_Goal_
Repeat the listing in full, exactly as it stands.

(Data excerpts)
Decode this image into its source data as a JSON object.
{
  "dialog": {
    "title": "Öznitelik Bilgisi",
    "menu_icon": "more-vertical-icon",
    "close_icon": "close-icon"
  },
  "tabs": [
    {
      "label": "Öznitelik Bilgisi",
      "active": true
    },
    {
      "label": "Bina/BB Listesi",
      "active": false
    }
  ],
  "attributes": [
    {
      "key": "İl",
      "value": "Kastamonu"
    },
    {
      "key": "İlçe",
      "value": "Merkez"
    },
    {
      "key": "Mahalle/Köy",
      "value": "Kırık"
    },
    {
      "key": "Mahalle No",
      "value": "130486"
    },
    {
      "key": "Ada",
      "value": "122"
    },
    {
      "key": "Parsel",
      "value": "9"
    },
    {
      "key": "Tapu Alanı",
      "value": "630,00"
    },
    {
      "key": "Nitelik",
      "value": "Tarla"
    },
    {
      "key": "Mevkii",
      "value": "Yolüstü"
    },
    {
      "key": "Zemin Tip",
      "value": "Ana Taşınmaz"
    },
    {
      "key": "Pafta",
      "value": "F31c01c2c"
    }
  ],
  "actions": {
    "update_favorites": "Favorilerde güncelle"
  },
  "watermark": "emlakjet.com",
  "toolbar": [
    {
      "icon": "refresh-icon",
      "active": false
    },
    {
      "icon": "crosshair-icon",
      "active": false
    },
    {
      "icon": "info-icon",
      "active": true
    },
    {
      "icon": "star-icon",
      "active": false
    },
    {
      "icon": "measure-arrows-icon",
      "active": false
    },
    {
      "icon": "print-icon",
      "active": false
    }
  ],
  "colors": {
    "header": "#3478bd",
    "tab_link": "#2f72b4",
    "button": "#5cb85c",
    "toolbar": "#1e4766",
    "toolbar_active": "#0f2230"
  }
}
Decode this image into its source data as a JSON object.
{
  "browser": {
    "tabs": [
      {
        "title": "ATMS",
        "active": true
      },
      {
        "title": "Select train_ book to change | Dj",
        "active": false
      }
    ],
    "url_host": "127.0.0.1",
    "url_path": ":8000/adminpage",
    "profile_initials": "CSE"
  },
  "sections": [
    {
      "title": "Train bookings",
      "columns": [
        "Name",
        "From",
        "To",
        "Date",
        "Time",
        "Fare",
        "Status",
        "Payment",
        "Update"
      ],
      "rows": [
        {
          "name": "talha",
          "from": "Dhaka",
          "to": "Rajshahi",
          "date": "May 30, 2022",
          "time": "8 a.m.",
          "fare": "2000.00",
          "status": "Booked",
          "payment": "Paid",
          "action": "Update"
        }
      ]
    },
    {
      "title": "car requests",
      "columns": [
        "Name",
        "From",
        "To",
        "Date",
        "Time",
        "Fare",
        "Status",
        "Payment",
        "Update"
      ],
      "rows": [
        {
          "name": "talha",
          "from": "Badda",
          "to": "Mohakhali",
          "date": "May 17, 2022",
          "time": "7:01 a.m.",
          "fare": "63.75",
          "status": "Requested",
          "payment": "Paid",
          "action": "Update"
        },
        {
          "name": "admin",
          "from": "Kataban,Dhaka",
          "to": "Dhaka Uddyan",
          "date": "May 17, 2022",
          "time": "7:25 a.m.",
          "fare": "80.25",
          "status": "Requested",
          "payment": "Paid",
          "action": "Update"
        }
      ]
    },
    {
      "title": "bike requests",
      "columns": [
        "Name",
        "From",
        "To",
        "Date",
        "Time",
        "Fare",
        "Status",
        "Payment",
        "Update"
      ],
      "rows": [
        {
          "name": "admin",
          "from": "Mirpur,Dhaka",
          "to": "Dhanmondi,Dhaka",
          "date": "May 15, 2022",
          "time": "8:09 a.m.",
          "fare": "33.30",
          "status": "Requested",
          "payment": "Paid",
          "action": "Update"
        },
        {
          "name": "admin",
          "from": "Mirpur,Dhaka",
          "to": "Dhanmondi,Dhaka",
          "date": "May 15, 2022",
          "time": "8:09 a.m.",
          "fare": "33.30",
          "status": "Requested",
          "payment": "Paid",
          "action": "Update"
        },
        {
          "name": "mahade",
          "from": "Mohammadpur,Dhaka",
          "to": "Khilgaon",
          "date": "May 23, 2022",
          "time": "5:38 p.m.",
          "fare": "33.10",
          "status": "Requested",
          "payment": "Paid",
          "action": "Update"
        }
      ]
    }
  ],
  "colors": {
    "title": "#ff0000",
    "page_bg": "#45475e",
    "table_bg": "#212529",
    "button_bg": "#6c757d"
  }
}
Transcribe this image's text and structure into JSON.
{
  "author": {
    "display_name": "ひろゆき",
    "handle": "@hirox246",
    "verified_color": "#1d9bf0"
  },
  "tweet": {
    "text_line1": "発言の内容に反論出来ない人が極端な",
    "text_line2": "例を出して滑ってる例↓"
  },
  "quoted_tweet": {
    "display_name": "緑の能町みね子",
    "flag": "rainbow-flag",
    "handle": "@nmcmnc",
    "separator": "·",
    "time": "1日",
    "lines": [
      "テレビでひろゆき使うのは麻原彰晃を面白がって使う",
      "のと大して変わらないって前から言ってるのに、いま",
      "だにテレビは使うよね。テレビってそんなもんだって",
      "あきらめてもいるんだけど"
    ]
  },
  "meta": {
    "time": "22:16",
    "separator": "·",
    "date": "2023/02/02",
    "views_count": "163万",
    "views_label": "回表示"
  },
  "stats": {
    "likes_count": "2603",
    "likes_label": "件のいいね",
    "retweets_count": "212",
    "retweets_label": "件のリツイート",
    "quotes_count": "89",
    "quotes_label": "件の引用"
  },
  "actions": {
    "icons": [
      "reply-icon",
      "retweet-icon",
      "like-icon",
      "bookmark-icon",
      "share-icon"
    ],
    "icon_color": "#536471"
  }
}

_Written response_
Decode this image into its source data as a JSON object.
{
  "dialog": {
    "title": "Öznitelik Bilgisi",
    "menu_icon": "more-vertical-icon",
    "close_icon": "close-icon"
  },
  "tabs": [
    {
      "label": "Öznitelik Bilgisi",
      "active": true
    },
    {
      "label": "Bina/BB Listesi",
      "active": false
    }
  ],
  "attributes": [
    {
      "key": "İl",
      "value": "Kastamonu"
    },
    {
      "key": "İlçe",
      "value": "Merkez"
    },
    {
      "key": "Mahalle/Köy",
      "value": "Kırık"
    },
    {
      "key": "Mahalle No",
      "value": "130486"
    },
    {
      "key": "Ada",
      "value": "122"
    },
    {
      "key": "Parsel",
      "value": "9"
    },
    {
      "key": "Tapu Alanı",
      "value": "630,00"
    },
    {
      "key": "Nitelik",
      "value": "Tarla"
    },
    {
      "key": "Mevkii",
      "value": "Yolüstü"
    },
    {
      "key": "Zemin Tip",
      "value": "Ana Taşınmaz"
    },
    {
      "key": "Pafta",
      "value": "F31c01c2c"
    }
  ],
  "actions": {
    "update_favorites": "Favorilerde güncelle"
  },
  "watermark": "emlakjet.com",
  "toolbar": [
    {
      "icon": "refresh-icon",
      "active": false
    },
    {
      "icon": "crosshair-icon",
      "active": false
    },
    {
      "icon": "info-icon",
      "active": true
    },
    {
      "icon": "star-icon",
      "active": false
    },
    {
      "icon": "measure-arrows-icon",
      "active": false
    },
    {
      "icon": "print-icon",
      "active": false
    }
  ],
  "colors": {
    "header": "#3478bd",
    "tab_link": "#2f72b4",
    "button": "#5cb85c",
    "toolbar": "#1e4766",
    "toolbar_active": "#0f2230"
  }
}
Decode this image into its source data as a JSON object.
{
  "browser": {
    "tabs": [
      {
        "title": "ATMS",
        "active": true
      },
      {
        "title": "Select train_ book to change | Dj",
        "active": false
      }
    ],
    "url_host": "127.0.0.1",
    "url_path": ":8000/adminpage",
    "profile_initials": "CSE"
  },
  "sections": [
    {
      "title": "Train bookings",
      "columns": [
        "Name",
        "From",
        "To",
        "Date",
        "Time",
        "Fare",
        "Status",
        "Payment",
        "Update"
      ],
      "rows": [
        {
          "name": "talha",
          "from": "Dhaka",
          "to": "Rajshahi",
          "date": "May 30, 2022",
          "time": "8 a.m.",
          "fare": "2000.00",
          "status": "Booked",
          "payment": "Paid",
          "action": "Update"
        }
      ]
    },
    {
      "title": "car requests",
      "columns": [
        "Name",
        "From",
        "To",
        "Date",
        "Time",
        "Fare",
        "Status",
        "Payment",
        "Update"
      ],
      "rows": [
        {
          "name": "talha",
          "from": "Badda",
          "to": "Mohakhali",
          "date": "May 17, 2022",
          "time": "7:01 a.m.",
          "fare": "63.75",
          "status": "Requested",
          "payment": "Paid",
          "action": "Update"
        },
        {
          "name": "admin",
          "from": "Kataban,Dhaka",
          "to": "Dhaka Uddyan",
          "date": "May 17, 2022",
          "time": "7:25 a.m.",
          "fare": "80.25",
          "status": "Requested",
          "payment": "Paid",
          "action": "Update"
        }
      ]
    },
    {
      "title": "bike requests",
      "columns": [
        "Name",
        "From",
        "To",
        "Date",
        "Time",
        "Fare",
        "Status",
        "Payment",
        "Update"
      ],
      "rows": [
        {
          "name": "admin",
          "from": "Mirpur,Dhaka",
          "to": "Dhanmondi,Dhaka",
          "date": "May 15, 2022",
          "time": "8:09 a.m.",
          "fare": "33.30",
          "status": "Requested",
          "payment": "Paid",
          "action": "Update"
        },
        {
          "name": "admin",
          "from": "Mirpur,Dhaka",
          "to": "Dhanmondi,Dhaka",
          "date": "May 15, 2022",
          "time": "8:09 a.m.",
          "fare": "33.30",
          "status": "Requested",
          "payment": "Paid",
          "action": "Update"
        },
        {
          "name": "mahade",
          "from": "Mohammadpur,Dhaka",
          "to": "Khilgaon",
          "date": "May 23, 2022",
          "time": "5:38 p.m.",
          "fare": "33.10",
          "status": "Requested",
          "payment": "Paid",
          "action": "Update"
        }
      ]
    }
  ],
  "colors": {
    "title": "#ff0000",
    "page_bg": "#45475e",
    "table_bg": "#212529",
    "button_bg": "#6c757d"
  }
}
Transcribe this image's text and structure into JSON.
{
  "author": {
    "display_name": "ひろゆき",
    "handle": "@hirox246",
    "verified_color": "#1d9bf0"
  },
  "tweet": {
    "text_line1": "発言の内容に反論出来ない人が極端な",
    "text_line2": "例を出して滑ってる例↓"
  },
  "quoted_tweet": {
    "display_name": "緑の能町みね子",
    "flag": "rainbow-flag",
    "handle": "@nmcmnc",
    "separator": "·",
    "time": "1日",
    "lines": [
      "テレビでひろゆき使うのは麻原彰晃を面白がって使う",
      "のと大して変わらないって前から言ってるのに、いま",
      "だにテレビは使うよね。テレビってそんなもんだって",
      "あきらめてもいるんだけど"
    ]
  },
  "meta": {
    "time": "22:16",
    "separator": "·",
    "date": "2023/02/02",
    "views_count": "163万",
    "views_label": "回表示"
  },
  "stats": {
    "likes_count": "2603",
    "likes_label": "件のいいね",
    "retweets_count": "212",
    "retweets_label": "件のリツイート",
    "quotes_count": "89",
    "quotes_label": "件の引用"
  },
  "actions": {
    "icons": [
      "reply-icon",
      "retweet-icon",
      "like-icon",
      "bookmark-icon",
      "share-icon"
    ],
    "icon_color": "#536471"
  }
}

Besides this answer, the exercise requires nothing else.